Saved entries:
______________________________
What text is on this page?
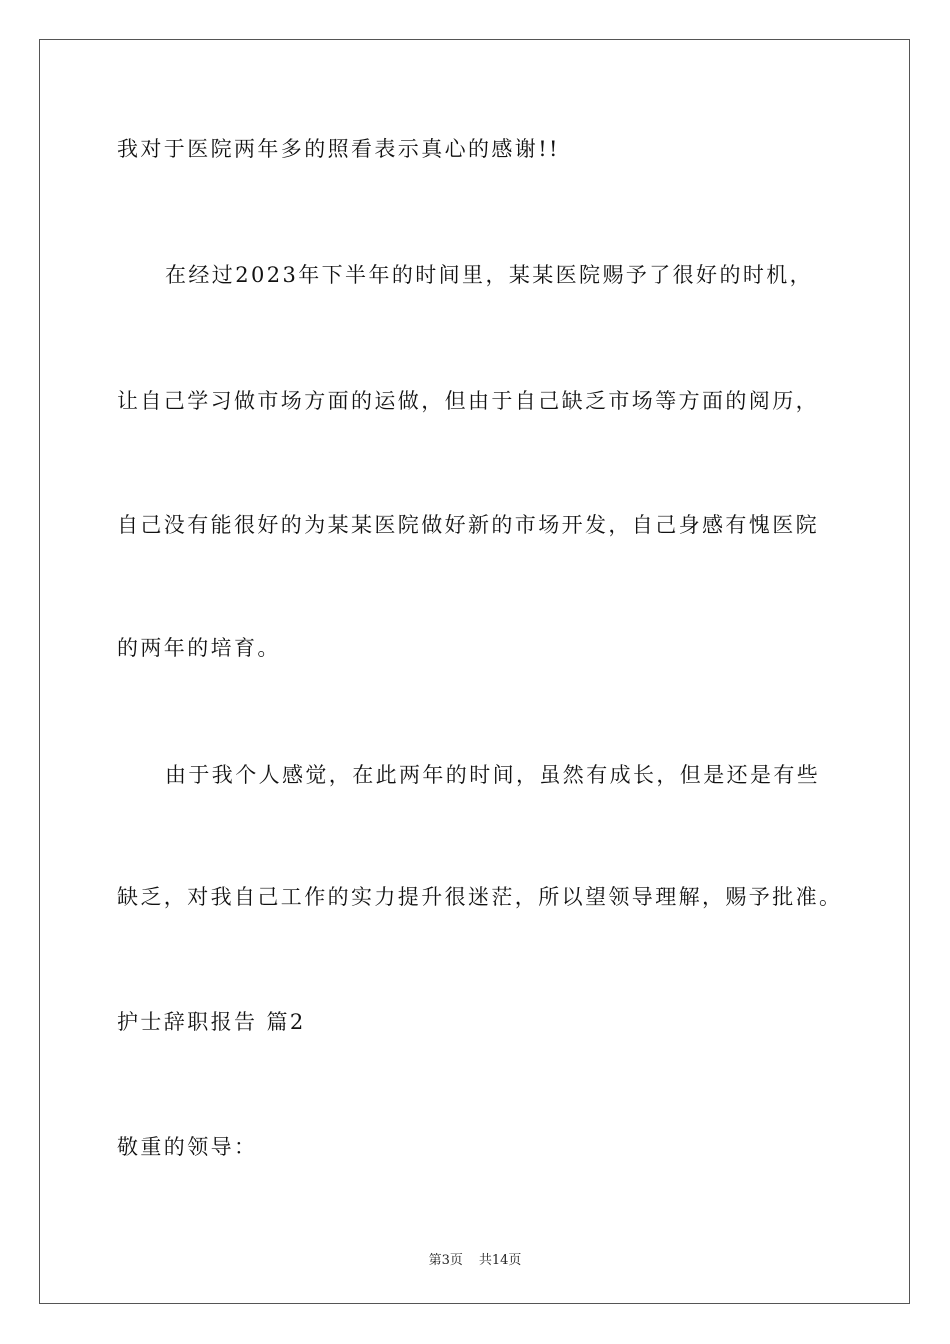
我对于医院两年多的照看表示真心的感谢!!
在经过2023年下半年的时间里，某某医院赐予了很好的时机，
让自己学习做市场方面的运做，但由于自己缺乏市场等方面的阅历，
自己没有能很好的为某某医院做好新的市场开发，自己身感有愧医院
的两年的培育。
由于我个人感觉，在此两年的时间，虽然有成长，但是还是有些
缺乏，对我自己工作的实力提升很迷茫，所以望领导理解，赐予批准。
护士辞职报告 篇2
敬重的领导：
第3页 共14页
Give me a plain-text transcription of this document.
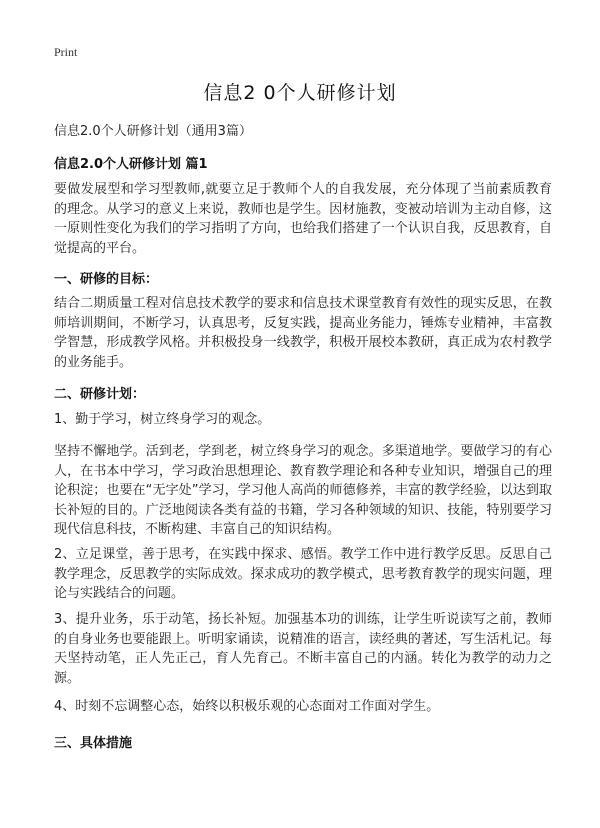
Print
信息2 0个人研修计划
信息2.0个人研修计划（通用3篇）
信息2.0个人研修计划 篇1
要做发展型和学习型教师,就要立足于教师个人的自我发展，充分体现了当前素质教育的理念。从学习的意义上来说，教师也是学生。因材施教，变被动培训为主动自修，这一原则性变化为我们的学习指明了方向，也给我们搭建了一个认识自我，反思教育，自觉提高的平台。
一、研修的目标：
结合二期质量工程对信息技术教学的要求和信息技术课堂教育有效性的现实反思，在教师培训期间，不断学习，认真思考，反复实践，提高业务能力，锤炼专业精神，丰富教学智慧，形成教学风格。并积极投身一线教学，积极开展校本教研，真正成为农村教学的业务能手。
二、研修计划：
1、勤于学习，树立终身学习的观念。
坚持不懈地学。活到老，学到老，树立终身学习的观念。多渠道地学。要做学习的有心人，在书本中学习，学习政治思想理论、教育教学理论和各种专业知识，增强自己的理论积淀；也要在“无字处”学习，学习他人高尚的师德修养，丰富的教学经验，以达到取长补短的目的。广泛地阅读各类有益的书籍，学习各种领域的知识、技能，特别要学习现代信息科技，不断构建、丰富自己的知识结构。
2、立足课堂，善于思考，在实践中探求、感悟。教学工作中进行教学反思。反思自己教学理念，反思教学的实际成效。探求成功的教学模式，思考教育教学的现实问题，理论与实践结合的问题。
3、提升业务，乐于动笔，扬长补短。加强基本功的训练，让学生听说读写之前，教师的自身业务也要能跟上。听明家诵读，说精准的语言，读经典的著述，写生活札记。每天坚持动笔，正人先正己，育人先育己。不断丰富自己的内涵。转化为教学的动力之源。
4、时刻不忘调整心态，始终以积极乐观的心态面对工作面对学生。
三、具体措施
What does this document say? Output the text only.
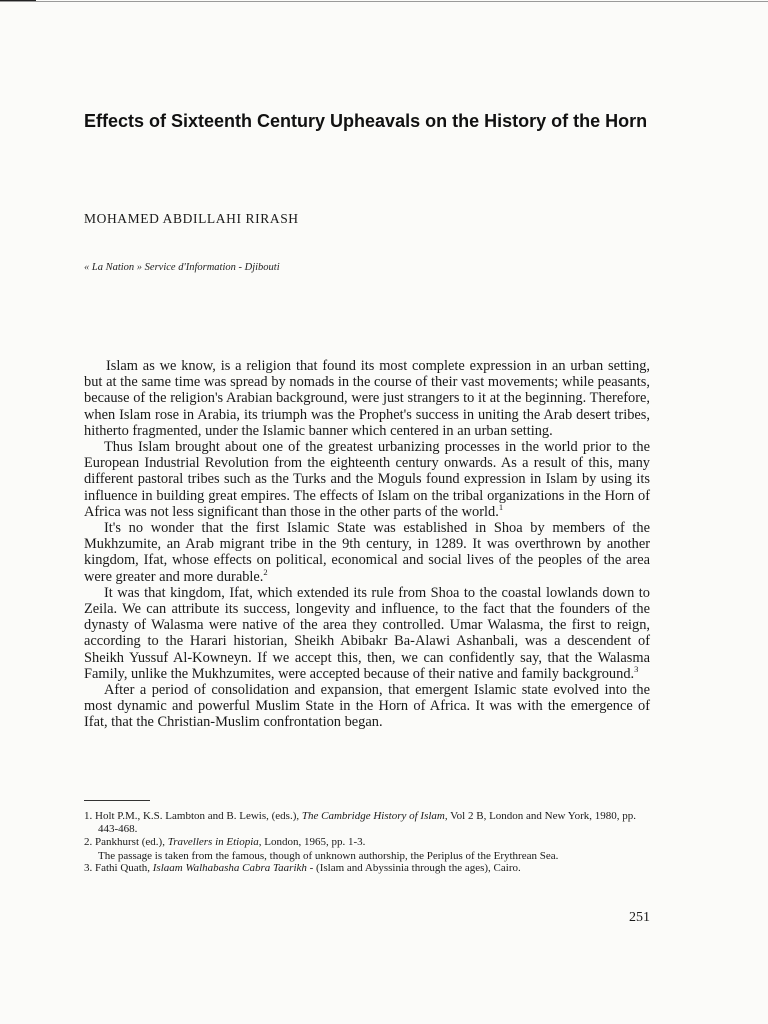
Effects of Sixteenth Century Upheavals on the History of the Horn

MOHAMED ABDILLAHI RIRASH

« La Nation » Service d'Information - Djibouti

Islam as we know, is a religion that found its most complete expression in an urban setting, but at the same time was spread by nomads in the course of their vast movements; while peasants, because of the religion's Arabian background, were just strangers to it at the beginning. Therefore, when Islam rose in Arabia, its triumph was the Prophet's success in uniting the Arab desert tribes, hitherto fragmented, under the Islamic banner which centered in an urban setting.

Thus Islam brought about one of the greatest urbanizing processes in the world prior to the European Industrial Revolution from the eighteenth century onwards. As a result of this, many different pastoral tribes such as the Turks and the Moguls found expression in Islam by using its influence in building great empires. The effects of Islam on the tribal organizations in the Horn of Africa was not less significant than those in the other parts of the world.$^1$

It's no wonder that the first Islamic State was established in Shoa by members of the Mukhzumite, an Arab migrant tribe in the 9th century, in 1289. It was overthrown by another kingdom, Ifat, whose effects on political, economical and social lives of the peoples of the area were greater and more durable.$^2$

It was that kingdom, Ifat, which extended its rule from Shoa to the coastal lowlands down to Zeila. We can attribute its success, longevity and influence, to the fact that the founders of the dynasty of Walasma were native of the area they controlled. Umar Walasma, the first to reign, according to the Harari historian, Sheikh Abibakr Ba-Alawi Ashanbali, was a descendent of Sheikh Yussuf Al-Kowneyn. If we accept this, then, we can confidently say, that the Walasma Family, unlike the Mukhzumites, were accepted because of their native and family background.$^3$

After a period of consolidation and expansion, that emergent Islamic state evolved into the most dynamic and powerful Muslim State in the Horn of Africa. It was with the emergence of Ifat, that the Christian-Muslim confrontation began.

1. Holt P.M., K.S. Lambton and B. Lewis, (eds.), The Cambridge History of Islam, Vol 2 B, London and New York, 1980, pp. 443-468.
2. Pankhurst (ed.), Travellers in Etiopia, London, 1965, pp. 1-3.

The passage is taken from the famous, though of unknown authorship, the Periplus of the Erythrean Sea.

3. Fathi Quath, Islaam Walhabasha Cabra Taarikh - (Islam and Abyssinia through the ages), Cairo.
251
______________________________
Your job is to transcribe the entries above exactly; skip the pictures.

● **Solved exercise**
What text is on this page?
我对于医院两年多的照看表示真心的感谢!!
在经过2023年下半年的时间里，某某医院赐予了很好的时机，
让自己学习做市场方面的运做，但由于自己缺乏市场等方面的阅历，
自己没有能很好的为某某医院做好新的市场开发，自己身感有愧医院
的两年的培育。
由于我个人感觉，在此两年的时间，虽然有成长，但是还是有些
缺乏，对我自己工作的实力提升很迷茫，所以望领导理解，赐予批准。
护士辞职报告 篇2
敬重的领导：
第3页 共14页
Give me a plain-text transcription of this document.
Print
信息2 0个人研修计划
信息2.0个人研修计划（通用3篇）
信息2.0个人研修计划 篇1
要做发展型和学习型教师,就要立足于教师个人的自我发展，充分体现了当前素质教育的理念。从学习的意义上来说，教师也是学生。因材施教，变被动培训为主动自修，这一原则性变化为我们的学习指明了方向，也给我们搭建了一个认识自我，反思教育，自觉提高的平台。
一、研修的目标：
结合二期质量工程对信息技术教学的要求和信息技术课堂教育有效性的现实反思，在教师培训期间，不断学习，认真思考，反复实践，提高业务能力，锤炼专业精神，丰富教学智慧，形成教学风格。并积极投身一线教学，积极开展校本教研，真正成为农村教学的业务能手。
二、研修计划：
1、勤于学习，树立终身学习的观念。
坚持不懈地学。活到老，学到老，树立终身学习的观念。多渠道地学。要做学习的有心人，在书本中学习，学习政治思想理论、教育教学理论和各种专业知识，增强自己的理论积淀；也要在“无字处”学习，学习他人高尚的师德修养，丰富的教学经验，以达到取长补短的目的。广泛地阅读各类有益的书籍，学习各种领域的知识、技能，特别要学习现代信息科技，不断构建、丰富自己的知识结构。
2、立足课堂，善于思考，在实践中探求、感悟。教学工作中进行教学反思。反思自己教学理念，反思教学的实际成效。探求成功的教学模式，思考教育教学的现实问题，理论与实践结合的问题。
3、提升业务，乐于动笔，扬长补短。加强基本功的训练，让学生听说读写之前，教师的自身业务也要能跟上。听明家诵读，说精准的语言，读经典的著述，写生活札记。每天坚持动笔，正人先正己，育人先育己。不断丰富自己的内涵。转化为教学的动力之源。
4、时刻不忘调整心态，始终以积极乐观的心态面对工作面对学生。
三、具体措施
What does this document say? Output the text only.
Effects of Sixteenth Century Upheavals on the History of the Horn

MOHAMED ABDILLAHI RIRASH

« La Nation » Service d'Information - Djibouti

Islam as we know, is a religion that found its most complete expression in an urban setting, but at the same time was spread by nomads in the course of their vast movements; while peasants, because of the religion's Arabian background, were just strangers to it at the beginning. Therefore, when Islam rose in Arabia, its triumph was the Prophet's success in uniting the Arab desert tribes, hitherto fragmented, under the Islamic banner which centered in an urban setting.

Thus Islam brought about one of the greatest urbanizing processes in the world prior to the European Industrial Revolution from the eighteenth century onwards. As a result of this, many different pastoral tribes such as the Turks and the Moguls found expression in Islam by using its influence in building great empires. The effects of Islam on the tribal organizations in the Horn of Africa was not less significant than those in the other parts of the world.$^1$

It's no wonder that the first Islamic State was established in Shoa by members of the Mukhzumite, an Arab migrant tribe in the 9th century, in 1289. It was overthrown by another kingdom, Ifat, whose effects on political, economical and social lives of the peoples of the area were greater and more durable.$^2$

It was that kingdom, Ifat, which extended its rule from Shoa to the coastal lowlands down to Zeila. We can attribute its success, longevity and influence, to the fact that the founders of the dynasty of Walasma were native of the area they controlled. Umar Walasma, the first to reign, according to the Harari historian, Sheikh Abibakr Ba-Alawi Ashanbali, was a descendent of Sheikh Yussuf Al-Kowneyn. If we accept this, then, we can confidently say, that the Walasma Family, unlike the Mukhzumites, were accepted because of their native and family background.$^3$

After a period of consolidation and expansion, that emergent Islamic state evolved into the most dynamic and powerful Muslim State in the Horn of Africa. It was with the emergence of Ifat, that the Christian-Muslim confrontation began.

1. Holt P.M., K.S. Lambton and B. Lewis, (eds.), The Cambridge History of Islam, Vol 2 B, London and New York, 1980, pp. 443-468.
2. Pankhurst (ed.), Travellers in Etiopia, London, 1965, pp. 1-3.

The passage is taken from the famous, though of unknown authorship, the Periplus of the Erythrean Sea.

3. Fathi Quath, Islaam Walhabasha Cabra Taarikh - (Islam and Abyssinia through the ages), Cairo.
251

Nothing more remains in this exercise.